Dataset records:
[start]

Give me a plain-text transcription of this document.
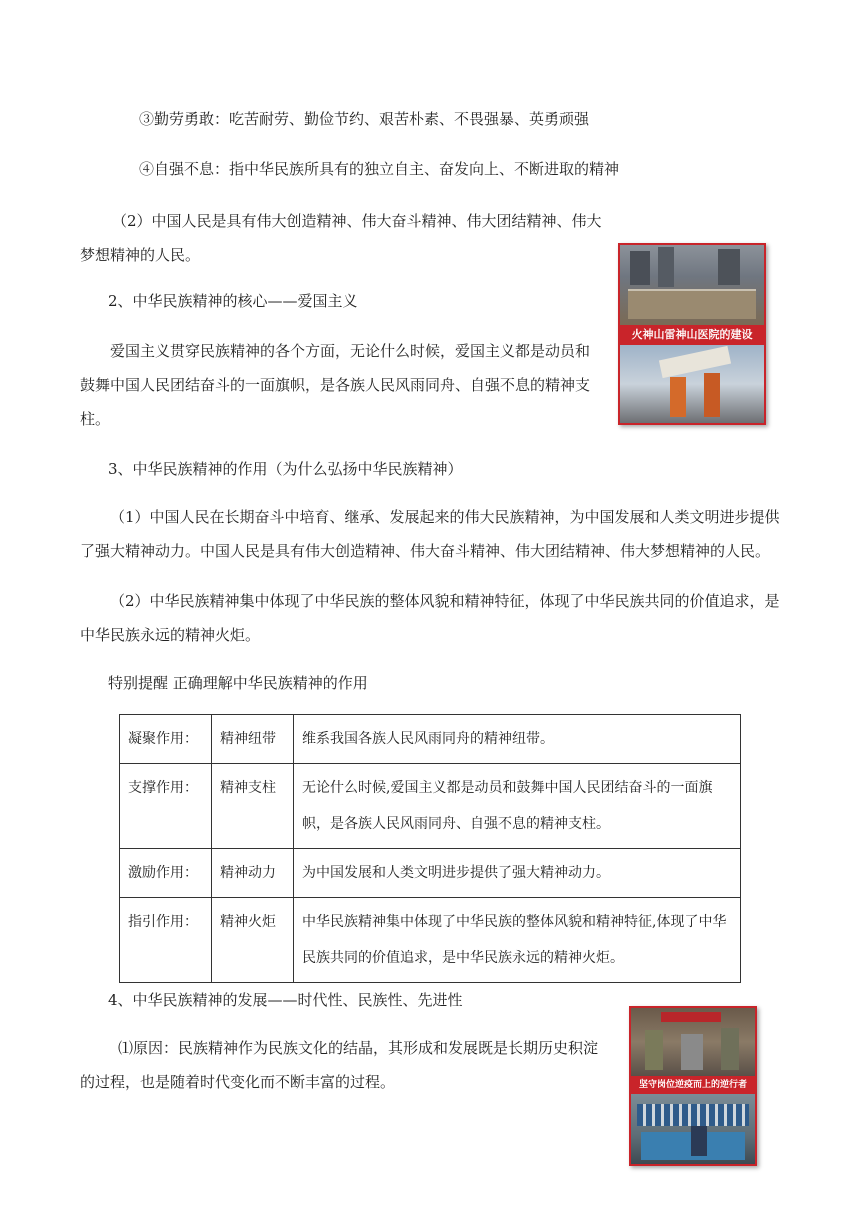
③勤劳勇敢：吃苦耐劳、勤俭节约、艰苦朴素、不畏强暴、英勇顽强
④自强不息：指中华民族所具有的独立自主、奋发向上、不断进取的精神
（2）中国人民是具有伟大创造精神、伟大奋斗精神、伟大团结精神、伟大
梦想精神的人民。
2、中华民族精神的核心——爱国主义
爱国主义贯穿民族精神的各个方面，无论什么时候，爱国主义都是动员和
鼓舞中国人民团结奋斗的一面旗帜，是各族人民风雨同舟、自强不息的精神支
柱。
火神山雷神山医院的建设
3、中华民族精神的作用（为什么弘扬中华民族精神）
（1）中国人民在长期奋斗中培育、继承、发展起来的伟大民族精神，为中国发展和人类文明进步提供
了强大精神动力。中国人民是具有伟大创造精神、伟大奋斗精神、伟大团结精神、伟大梦想精神的人民。
（2）中华民族精神集中体现了中华民族的整体风貌和精神特征，体现了中华民族共同的价值追求，是
中华民族永远的精神火炬。
特别提醒 正确理解中华民族精神的作用
凝聚作用：	精神纽带	维系我国各族人民风雨同舟的精神纽带。
支撑作用：	精神支柱	无论什么时候,爱国主义都是动员和鼓舞中国人民团结奋斗的一面旗帜，是各族人民风雨同舟、自强不息的精神支柱。
激励作用：	精神动力	为中国发展和人类文明进步提供了强大精神动力。
指引作用：	精神火炬	中华民族精神集中体现了中华民族的整体风貌和精神特征,体现了中华民族共同的价值追求，是中华民族永远的精神火炬。
4、中华民族精神的发展——时代性、民族性、先进性
⑴原因：民族精神作为民族文化的结晶，其形成和发展既是长期历史积淀
的过程，也是随着时代变化而不断丰富的过程。	坚守岗位逆疫而上的逆行者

[end]

> [TO BE DONE]: All of the entries need to be transcribed word for word; pictures are left out.

> [EXERCISE RESULT]:
Give me a plain-text transcription of this document.
③勤劳勇敢：吃苦耐劳、勤俭节约、艰苦朴素、不畏强暴、英勇顽强
④自强不息：指中华民族所具有的独立自主、奋发向上、不断进取的精神
（2）中国人民是具有伟大创造精神、伟大奋斗精神、伟大团结精神、伟大
梦想精神的人民。
2、中华民族精神的核心——爱国主义
爱国主义贯穿民族精神的各个方面，无论什么时候，爱国主义都是动员和
鼓舞中国人民团结奋斗的一面旗帜，是各族人民风雨同舟、自强不息的精神支
柱。
火神山雷神山医院的建设
3、中华民族精神的作用（为什么弘扬中华民族精神）
（1）中国人民在长期奋斗中培育、继承、发展起来的伟大民族精神，为中国发展和人类文明进步提供
了强大精神动力。中国人民是具有伟大创造精神、伟大奋斗精神、伟大团结精神、伟大梦想精神的人民。
（2）中华民族精神集中体现了中华民族的整体风貌和精神特征，体现了中华民族共同的价值追求，是
中华民族永远的精神火炬。
特别提醒 正确理解中华民族精神的作用
凝聚作用：	精神纽带	维系我国各族人民风雨同舟的精神纽带。
支撑作用：	精神支柱	无论什么时候,爱国主义都是动员和鼓舞中国人民团结奋斗的一面旗帜，是各族人民风雨同舟、自强不息的精神支柱。
激励作用：	精神动力	为中国发展和人类文明进步提供了强大精神动力。
指引作用：	精神火炬	中华民族精神集中体现了中华民族的整体风貌和精神特征,体现了中华民族共同的价值追求，是中华民族永远的精神火炬。
4、中华民族精神的发展——时代性、民族性、先进性
⑴原因：民族精神作为民族文化的结晶，其形成和发展既是长期历史积淀
的过程，也是随着时代变化而不断丰富的过程。	坚守岗位逆疫而上的逆行者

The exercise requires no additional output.